• What this task involves:
Below is a listing. Gather each line of it that contains "search".

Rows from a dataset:
▼▼▼

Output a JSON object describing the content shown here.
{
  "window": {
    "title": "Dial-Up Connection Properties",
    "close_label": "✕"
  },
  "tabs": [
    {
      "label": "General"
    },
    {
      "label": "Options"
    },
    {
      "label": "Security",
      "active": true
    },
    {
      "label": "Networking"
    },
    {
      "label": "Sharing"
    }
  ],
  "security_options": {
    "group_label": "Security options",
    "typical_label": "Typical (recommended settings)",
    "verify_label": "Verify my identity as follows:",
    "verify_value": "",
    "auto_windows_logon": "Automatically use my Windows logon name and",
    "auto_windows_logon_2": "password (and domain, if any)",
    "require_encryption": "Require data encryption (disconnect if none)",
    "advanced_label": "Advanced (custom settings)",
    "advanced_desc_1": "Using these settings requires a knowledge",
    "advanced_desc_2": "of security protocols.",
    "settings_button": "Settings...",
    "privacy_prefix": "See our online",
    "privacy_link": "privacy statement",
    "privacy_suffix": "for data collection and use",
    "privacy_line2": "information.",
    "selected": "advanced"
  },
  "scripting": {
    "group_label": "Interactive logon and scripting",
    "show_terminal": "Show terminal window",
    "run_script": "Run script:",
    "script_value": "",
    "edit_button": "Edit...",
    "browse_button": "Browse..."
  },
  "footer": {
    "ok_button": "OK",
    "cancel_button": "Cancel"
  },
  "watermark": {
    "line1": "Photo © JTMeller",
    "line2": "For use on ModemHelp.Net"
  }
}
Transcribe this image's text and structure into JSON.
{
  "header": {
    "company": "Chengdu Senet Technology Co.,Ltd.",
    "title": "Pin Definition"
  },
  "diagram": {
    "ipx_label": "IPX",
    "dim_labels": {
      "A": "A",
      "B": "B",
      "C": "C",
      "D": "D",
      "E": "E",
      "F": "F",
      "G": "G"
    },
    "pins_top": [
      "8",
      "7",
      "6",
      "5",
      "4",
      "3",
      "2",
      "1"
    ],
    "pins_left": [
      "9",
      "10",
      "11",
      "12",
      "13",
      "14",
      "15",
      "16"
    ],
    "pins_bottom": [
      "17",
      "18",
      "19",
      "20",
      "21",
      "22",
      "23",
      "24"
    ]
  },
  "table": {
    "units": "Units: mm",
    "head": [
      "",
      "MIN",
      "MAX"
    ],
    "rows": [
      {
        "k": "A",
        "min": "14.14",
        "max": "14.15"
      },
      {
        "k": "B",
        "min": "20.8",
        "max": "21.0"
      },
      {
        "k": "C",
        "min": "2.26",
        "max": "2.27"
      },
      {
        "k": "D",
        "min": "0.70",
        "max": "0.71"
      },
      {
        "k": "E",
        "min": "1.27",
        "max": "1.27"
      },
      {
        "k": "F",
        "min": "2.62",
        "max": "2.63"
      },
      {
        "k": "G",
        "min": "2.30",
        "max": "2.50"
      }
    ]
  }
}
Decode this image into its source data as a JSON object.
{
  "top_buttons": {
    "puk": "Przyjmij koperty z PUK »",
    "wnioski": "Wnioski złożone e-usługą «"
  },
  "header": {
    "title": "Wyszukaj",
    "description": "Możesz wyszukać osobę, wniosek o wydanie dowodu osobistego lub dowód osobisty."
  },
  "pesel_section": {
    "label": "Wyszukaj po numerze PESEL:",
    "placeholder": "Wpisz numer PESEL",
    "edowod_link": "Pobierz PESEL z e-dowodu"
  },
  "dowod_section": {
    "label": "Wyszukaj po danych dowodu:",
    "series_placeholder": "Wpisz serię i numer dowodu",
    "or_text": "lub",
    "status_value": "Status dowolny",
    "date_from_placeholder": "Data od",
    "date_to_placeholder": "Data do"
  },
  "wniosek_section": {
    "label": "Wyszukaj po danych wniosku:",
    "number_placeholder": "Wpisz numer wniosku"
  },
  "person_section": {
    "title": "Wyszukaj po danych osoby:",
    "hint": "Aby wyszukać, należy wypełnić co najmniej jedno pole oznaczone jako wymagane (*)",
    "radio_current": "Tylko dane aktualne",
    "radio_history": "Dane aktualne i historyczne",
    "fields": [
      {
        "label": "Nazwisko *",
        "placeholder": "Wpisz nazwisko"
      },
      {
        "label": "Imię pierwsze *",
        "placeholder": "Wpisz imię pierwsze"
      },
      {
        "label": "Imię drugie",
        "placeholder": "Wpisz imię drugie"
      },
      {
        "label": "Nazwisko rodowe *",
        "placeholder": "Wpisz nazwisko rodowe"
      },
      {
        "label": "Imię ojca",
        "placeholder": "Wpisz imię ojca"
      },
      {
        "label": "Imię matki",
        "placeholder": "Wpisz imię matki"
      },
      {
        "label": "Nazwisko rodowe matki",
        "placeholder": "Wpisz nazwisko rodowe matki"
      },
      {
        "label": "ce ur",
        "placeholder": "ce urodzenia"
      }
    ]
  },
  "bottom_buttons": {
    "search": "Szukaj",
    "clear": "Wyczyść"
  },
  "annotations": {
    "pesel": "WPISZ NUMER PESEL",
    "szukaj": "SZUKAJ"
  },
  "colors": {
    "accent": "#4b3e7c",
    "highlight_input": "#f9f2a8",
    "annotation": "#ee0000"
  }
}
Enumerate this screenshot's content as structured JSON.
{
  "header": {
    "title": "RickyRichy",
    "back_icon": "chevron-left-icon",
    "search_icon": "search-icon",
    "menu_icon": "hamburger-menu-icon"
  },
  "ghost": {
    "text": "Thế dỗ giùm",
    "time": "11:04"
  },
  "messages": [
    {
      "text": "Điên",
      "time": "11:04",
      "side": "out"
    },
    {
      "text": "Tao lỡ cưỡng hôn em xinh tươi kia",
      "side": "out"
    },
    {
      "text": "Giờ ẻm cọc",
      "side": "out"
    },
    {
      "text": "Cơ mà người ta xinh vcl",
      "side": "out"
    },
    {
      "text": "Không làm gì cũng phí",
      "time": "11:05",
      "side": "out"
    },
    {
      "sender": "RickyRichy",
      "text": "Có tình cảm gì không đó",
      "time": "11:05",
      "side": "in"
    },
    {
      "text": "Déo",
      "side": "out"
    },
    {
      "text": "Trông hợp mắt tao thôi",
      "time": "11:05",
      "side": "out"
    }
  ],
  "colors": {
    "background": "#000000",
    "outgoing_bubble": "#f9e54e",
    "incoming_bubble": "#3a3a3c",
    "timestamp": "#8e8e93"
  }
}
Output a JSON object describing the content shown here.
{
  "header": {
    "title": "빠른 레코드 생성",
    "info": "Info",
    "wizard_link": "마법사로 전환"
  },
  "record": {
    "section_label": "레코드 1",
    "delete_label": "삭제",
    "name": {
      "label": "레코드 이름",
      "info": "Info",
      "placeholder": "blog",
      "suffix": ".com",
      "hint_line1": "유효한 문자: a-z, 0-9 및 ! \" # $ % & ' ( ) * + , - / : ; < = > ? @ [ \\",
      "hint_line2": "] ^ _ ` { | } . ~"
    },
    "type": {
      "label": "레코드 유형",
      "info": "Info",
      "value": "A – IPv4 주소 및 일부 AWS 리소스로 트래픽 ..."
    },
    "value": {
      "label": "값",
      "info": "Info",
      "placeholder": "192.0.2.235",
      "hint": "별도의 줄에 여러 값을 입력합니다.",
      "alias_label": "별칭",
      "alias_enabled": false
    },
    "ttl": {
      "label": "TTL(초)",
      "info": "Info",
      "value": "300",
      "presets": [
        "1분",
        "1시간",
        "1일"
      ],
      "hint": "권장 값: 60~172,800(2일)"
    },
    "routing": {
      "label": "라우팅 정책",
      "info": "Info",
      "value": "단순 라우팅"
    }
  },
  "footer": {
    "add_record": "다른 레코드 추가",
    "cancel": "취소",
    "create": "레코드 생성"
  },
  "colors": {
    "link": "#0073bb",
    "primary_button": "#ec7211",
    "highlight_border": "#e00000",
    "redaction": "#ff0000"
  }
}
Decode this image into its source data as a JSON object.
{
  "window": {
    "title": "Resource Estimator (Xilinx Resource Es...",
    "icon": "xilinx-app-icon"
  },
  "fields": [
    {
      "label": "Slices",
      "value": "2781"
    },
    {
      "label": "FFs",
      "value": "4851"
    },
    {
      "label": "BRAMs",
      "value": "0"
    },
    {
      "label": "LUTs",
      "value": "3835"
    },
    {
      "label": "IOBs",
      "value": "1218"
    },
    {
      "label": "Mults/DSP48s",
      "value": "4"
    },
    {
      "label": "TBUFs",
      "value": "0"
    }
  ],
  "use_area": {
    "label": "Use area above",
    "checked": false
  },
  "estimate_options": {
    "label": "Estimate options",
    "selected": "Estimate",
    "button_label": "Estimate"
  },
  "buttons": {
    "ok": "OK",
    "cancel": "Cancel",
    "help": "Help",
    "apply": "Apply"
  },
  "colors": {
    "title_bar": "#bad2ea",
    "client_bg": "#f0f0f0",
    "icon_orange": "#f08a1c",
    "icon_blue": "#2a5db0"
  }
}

▲▲▲

• The output:
    "search": "Szukaj",
    "search_icon": "search-icon",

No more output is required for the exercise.